--- begin ---

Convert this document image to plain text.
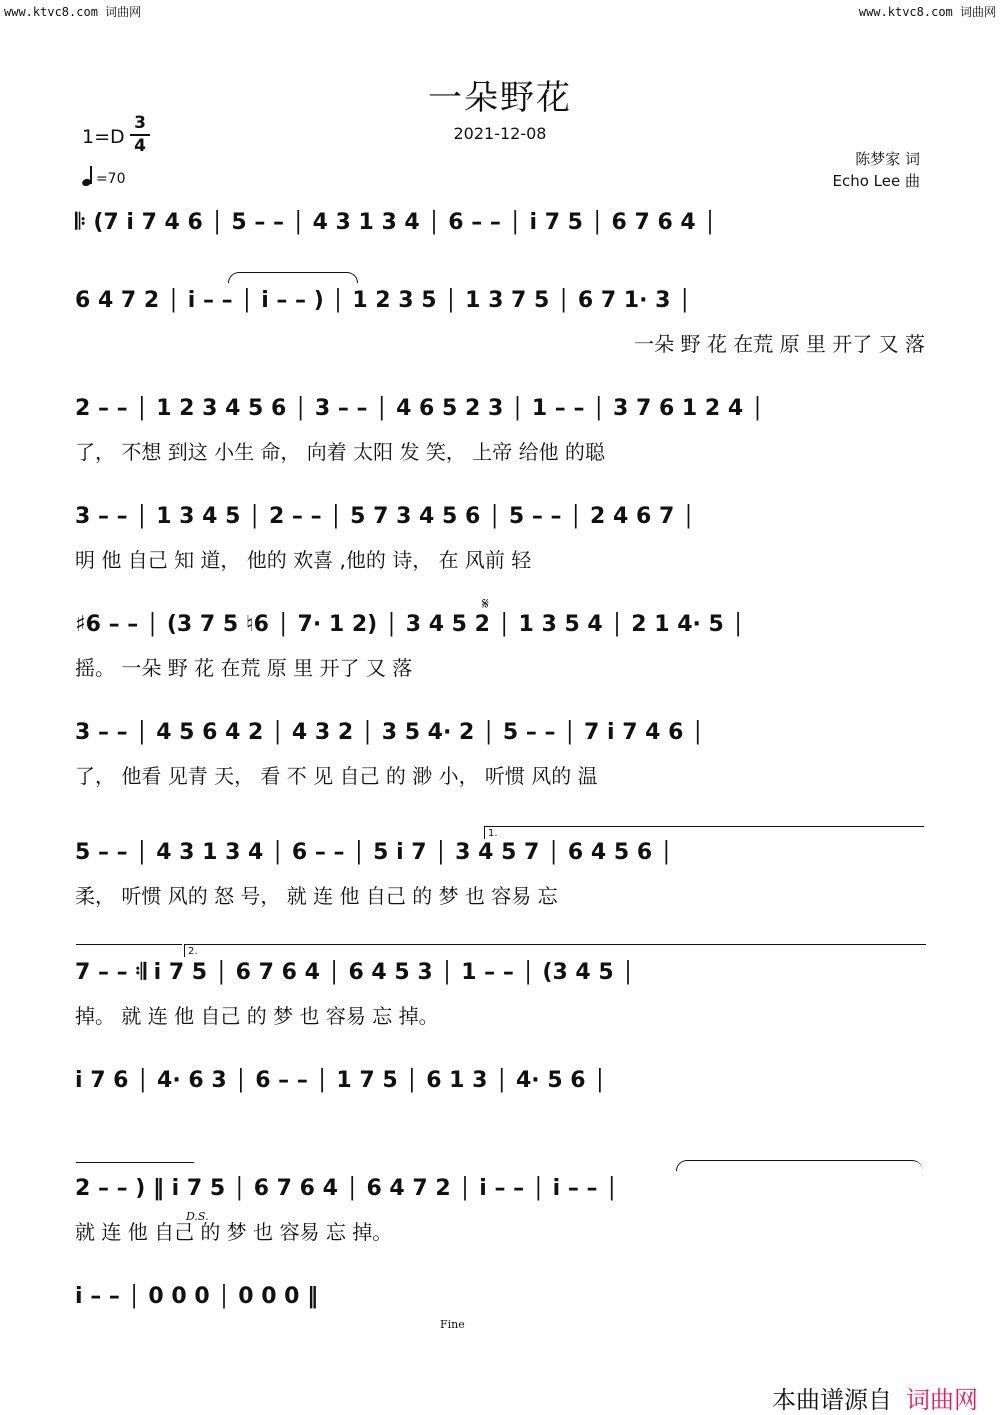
www.ktvc8.com 词曲网	www.ktvc8.com 词曲网
一朵野花
2021-12-08
1=D
3
4
=70
陈梦家 词
Echo Lee 曲
1.
2.
𝄋
D.S.
Fine
𝄆 (7 i 7 4 6 │ 5 – – │ 4 3 1 3 4 │ 6 – – │ i 7 5 │ 6 7 6 4 │
6 4 7 2 │ i – – │ i – – ) │ 1 2 3 5 │ 1 3 7 5 │ 6 7 1· 3 │
一朵 野 花 在荒 原 里 开了 又 落
2 – – │ 1 2 3 4 5 6 │ 3 – – │ 4 6 5 2 3 │ 1 – – │ 3 7 6 1 2 4 │
了， 不想 到这 小生 命， 向着 太阳 发 笑， 上帝 给他 的聪
3 – – │ 1 3 4 5 │ 2 – – │ 5 7 3 4 5 6 │ 5 – – │ 2 4 6 7 │
明 他 自己 知 道， 他的 欢喜 ,他的 诗， 在 风前 轻
♯6 – – │ (3 7 5 ♮6 │ 7· 1 2) │ 3 4 5 2 │ 1 3 5 4 │ 2 1 4· 5 │
摇。 一朵 野 花 在荒 原 里 开了 又 落
3 – – │ 4 5 6 4 2 │ 4 3 2 │ 3 5 4· 2 │ 5 – – │ 7 i 7 4 6 │
了， 他看 见青 天， 看 不 见 自己 的 渺 小， 听惯 风的 温
5 – – │ 4 3 1 3 4 │ 6 – – │ 5 i 7 │ 3 4 5 7 │ 6 4 5 6 │
柔， 听惯 风的 怒 号， 就 连 他 自己 的 梦 也 容易 忘
7 – – 𝄇 i 7 5 │ 6 7 6 4 │ 6 4 5 3 │ 1 – – │ (3 4 5 │
掉。 就 连 他 自己 的 梦 也 容易 忘 掉。
i 7 6 │ 4· 6 3 │ 6 – – │ 1 7 5 │ 6 1 3 │ 4· 5 6 │
2 – – ) ‖ i 7 5 │ 6 7 6 4 │ 6 4 7 2 │ i – – │ i – – │
就 连 他 自己 的 梦 也 容易 忘 掉。
i – – │ 0 0 0 │ 0 0 0 ‖
本曲谱源自 词曲网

--- end ---

=== TASK DESCRIPTION ===
Leave out the pictures and return every record word for word.

=== PROBLEM SOLUTION ===
Convert this document image to plain text.
www.ktvc8.com 词曲网	www.ktvc8.com 词曲网
一朵野花
2021-12-08
1=D
3
4
=70
陈梦家 词
Echo Lee 曲
1.
2.
𝄋
D.S.
Fine
𝄆 (7 i 7 4 6 │ 5 – – │ 4 3 1 3 4 │ 6 – – │ i 7 5 │ 6 7 6 4 │
6 4 7 2 │ i – – │ i – – ) │ 1 2 3 5 │ 1 3 7 5 │ 6 7 1· 3 │
一朵 野 花 在荒 原 里 开了 又 落
2 – – │ 1 2 3 4 5 6 │ 3 – – │ 4 6 5 2 3 │ 1 – – │ 3 7 6 1 2 4 │
了， 不想 到这 小生 命， 向着 太阳 发 笑， 上帝 给他 的聪
3 – – │ 1 3 4 5 │ 2 – – │ 5 7 3 4 5 6 │ 5 – – │ 2 4 6 7 │
明 他 自己 知 道， 他的 欢喜 ,他的 诗， 在 风前 轻
♯6 – – │ (3 7 5 ♮6 │ 7· 1 2) │ 3 4 5 2 │ 1 3 5 4 │ 2 1 4· 5 │
摇。 一朵 野 花 在荒 原 里 开了 又 落
3 – – │ 4 5 6 4 2 │ 4 3 2 │ 3 5 4· 2 │ 5 – – │ 7 i 7 4 6 │
了， 他看 见青 天， 看 不 见 自己 的 渺 小， 听惯 风的 温
5 – – │ 4 3 1 3 4 │ 6 – – │ 5 i 7 │ 3 4 5 7 │ 6 4 5 6 │
柔， 听惯 风的 怒 号， 就 连 他 自己 的 梦 也 容易 忘
7 – – 𝄇 i 7 5 │ 6 7 6 4 │ 6 4 5 3 │ 1 – – │ (3 4 5 │
掉。 就 连 他 自己 的 梦 也 容易 忘 掉。
i 7 6 │ 4· 6 3 │ 6 – – │ 1 7 5 │ 6 1 3 │ 4· 5 6 │
2 – – ) ‖ i 7 5 │ 6 7 6 4 │ 6 4 7 2 │ i – – │ i – – │
就 连 他 自己 的 梦 也 容易 忘 掉。
i – – │ 0 0 0 │ 0 0 0 ‖
本曲谱源自 词曲网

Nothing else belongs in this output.